= RECORDS FOR THIS EXERCISE =
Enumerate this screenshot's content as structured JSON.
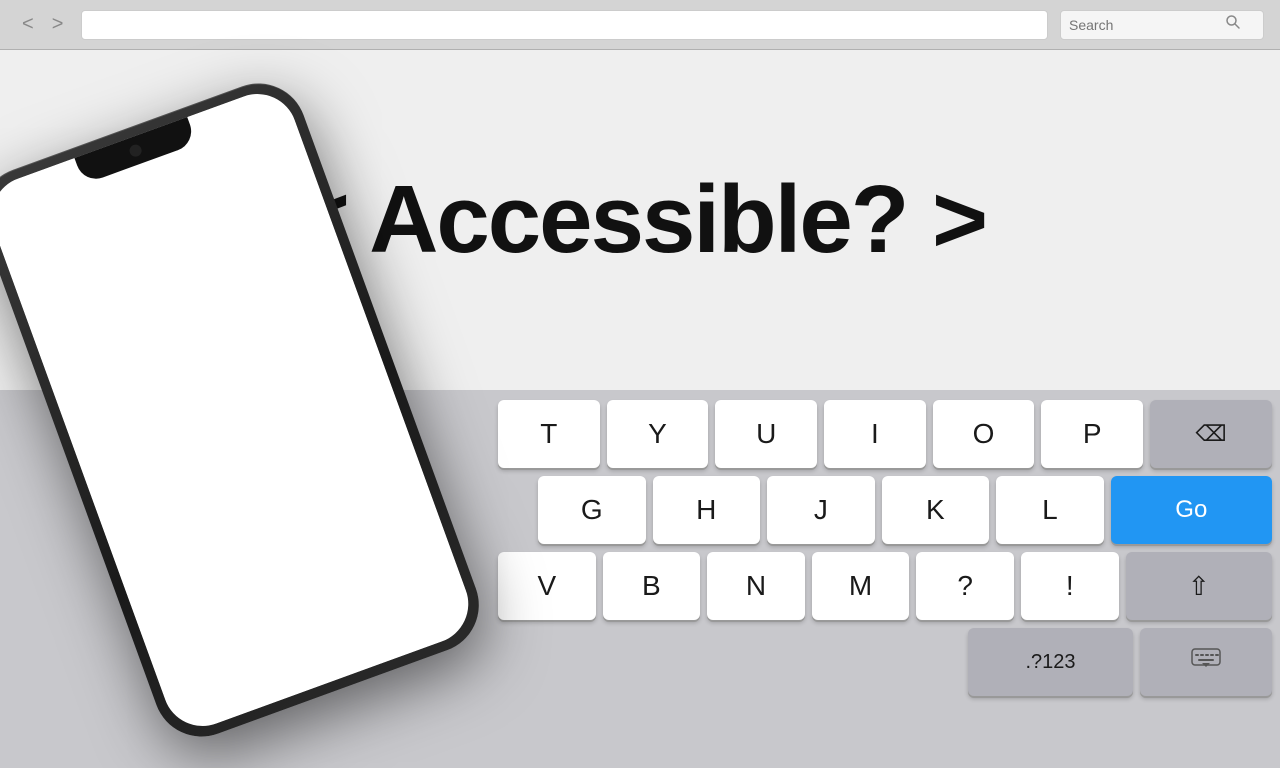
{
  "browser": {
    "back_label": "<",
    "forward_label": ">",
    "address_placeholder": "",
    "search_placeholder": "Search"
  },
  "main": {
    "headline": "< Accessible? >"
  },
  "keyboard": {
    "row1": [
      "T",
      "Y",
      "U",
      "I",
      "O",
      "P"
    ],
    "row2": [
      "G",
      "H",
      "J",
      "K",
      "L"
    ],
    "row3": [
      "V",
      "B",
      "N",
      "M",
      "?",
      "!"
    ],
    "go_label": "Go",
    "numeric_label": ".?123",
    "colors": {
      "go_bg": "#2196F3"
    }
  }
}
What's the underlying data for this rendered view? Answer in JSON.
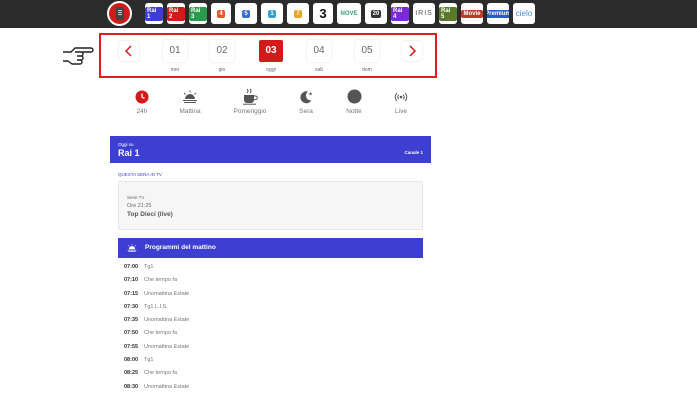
==
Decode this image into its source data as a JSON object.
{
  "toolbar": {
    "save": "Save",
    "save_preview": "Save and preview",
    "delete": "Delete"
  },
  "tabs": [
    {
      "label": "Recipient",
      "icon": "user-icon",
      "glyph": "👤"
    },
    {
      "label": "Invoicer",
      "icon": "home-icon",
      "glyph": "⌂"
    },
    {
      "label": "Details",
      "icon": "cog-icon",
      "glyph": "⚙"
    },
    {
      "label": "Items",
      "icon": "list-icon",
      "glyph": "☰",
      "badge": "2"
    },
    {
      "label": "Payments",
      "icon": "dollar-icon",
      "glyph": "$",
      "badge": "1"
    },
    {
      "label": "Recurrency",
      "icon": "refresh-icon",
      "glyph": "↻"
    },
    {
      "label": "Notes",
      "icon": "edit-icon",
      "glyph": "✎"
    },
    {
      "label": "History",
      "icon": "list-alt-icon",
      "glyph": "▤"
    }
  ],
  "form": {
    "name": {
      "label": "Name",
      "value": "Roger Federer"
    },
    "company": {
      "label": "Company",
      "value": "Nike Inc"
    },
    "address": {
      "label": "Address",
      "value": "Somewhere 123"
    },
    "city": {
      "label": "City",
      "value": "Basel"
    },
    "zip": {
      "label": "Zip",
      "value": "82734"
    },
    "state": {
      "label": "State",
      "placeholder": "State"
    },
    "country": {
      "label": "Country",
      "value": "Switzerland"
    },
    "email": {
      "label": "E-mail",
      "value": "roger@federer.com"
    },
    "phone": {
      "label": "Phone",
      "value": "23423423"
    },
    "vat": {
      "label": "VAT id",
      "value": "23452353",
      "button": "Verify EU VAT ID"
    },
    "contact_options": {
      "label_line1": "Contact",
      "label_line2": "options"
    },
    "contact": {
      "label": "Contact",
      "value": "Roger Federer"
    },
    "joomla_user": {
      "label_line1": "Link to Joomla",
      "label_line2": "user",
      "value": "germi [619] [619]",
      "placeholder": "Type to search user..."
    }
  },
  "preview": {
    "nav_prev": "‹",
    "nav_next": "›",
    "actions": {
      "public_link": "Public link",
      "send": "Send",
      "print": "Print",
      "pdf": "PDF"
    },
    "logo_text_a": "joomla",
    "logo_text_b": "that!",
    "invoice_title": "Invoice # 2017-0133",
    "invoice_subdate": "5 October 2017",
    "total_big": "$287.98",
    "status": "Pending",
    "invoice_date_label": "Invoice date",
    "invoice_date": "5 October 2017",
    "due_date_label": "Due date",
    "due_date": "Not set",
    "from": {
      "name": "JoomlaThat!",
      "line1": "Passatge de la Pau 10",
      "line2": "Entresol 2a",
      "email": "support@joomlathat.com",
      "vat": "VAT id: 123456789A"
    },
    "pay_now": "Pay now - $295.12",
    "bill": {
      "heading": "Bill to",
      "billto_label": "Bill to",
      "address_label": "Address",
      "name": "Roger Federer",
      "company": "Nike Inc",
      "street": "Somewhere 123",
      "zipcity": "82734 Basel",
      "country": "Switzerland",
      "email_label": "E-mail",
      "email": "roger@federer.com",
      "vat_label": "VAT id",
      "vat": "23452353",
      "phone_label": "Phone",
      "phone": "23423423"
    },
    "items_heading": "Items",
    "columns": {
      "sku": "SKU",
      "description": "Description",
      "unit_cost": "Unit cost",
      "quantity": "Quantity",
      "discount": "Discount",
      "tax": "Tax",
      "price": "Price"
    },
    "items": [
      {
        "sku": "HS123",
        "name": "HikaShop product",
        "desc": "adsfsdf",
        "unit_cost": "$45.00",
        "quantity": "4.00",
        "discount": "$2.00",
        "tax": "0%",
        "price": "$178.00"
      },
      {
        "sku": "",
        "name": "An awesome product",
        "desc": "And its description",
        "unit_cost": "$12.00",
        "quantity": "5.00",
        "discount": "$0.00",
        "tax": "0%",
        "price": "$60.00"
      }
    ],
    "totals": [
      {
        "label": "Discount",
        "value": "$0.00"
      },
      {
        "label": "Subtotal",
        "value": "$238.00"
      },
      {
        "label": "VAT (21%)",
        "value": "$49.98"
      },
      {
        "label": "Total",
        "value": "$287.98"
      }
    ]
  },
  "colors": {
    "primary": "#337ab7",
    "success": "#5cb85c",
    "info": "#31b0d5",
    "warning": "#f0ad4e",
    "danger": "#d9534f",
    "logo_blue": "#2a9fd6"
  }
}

= WHAT TO DO =
Exactly the lines starting at the line containing "Enumerate this screenshot's" and ending at the line containing "What's the underlying" should be transcribed, both included; omit the pictures.

= THE RESULT =
Enumerate this screenshot's content as structured JSON.
{
  "browser": {
    "back_label": "<",
    "forward_label": ">",
    "address_placeholder": "",
    "search_placeholder": "Search"
  },
  "main": {
    "headline": "< Accessible? >"
  },
  "keyboard": {
    "row1": [
      "T",
      "Y",
      "U",
      "I",
      "O",
      "P"
    ],
    "row2": [
      "G",
      "H",
      "J",
      "K",
      "L"
    ],
    "row3": [
      "V",
      "B",
      "N",
      "M",
      "?",
      "!"
    ],
    "go_label": "Go",
    "numeric_label": ".?123",
    "colors": {
      "go_bg": "#2196F3"
    }
  }
}
What's the underlying data for this rendered view? Answer in JSON.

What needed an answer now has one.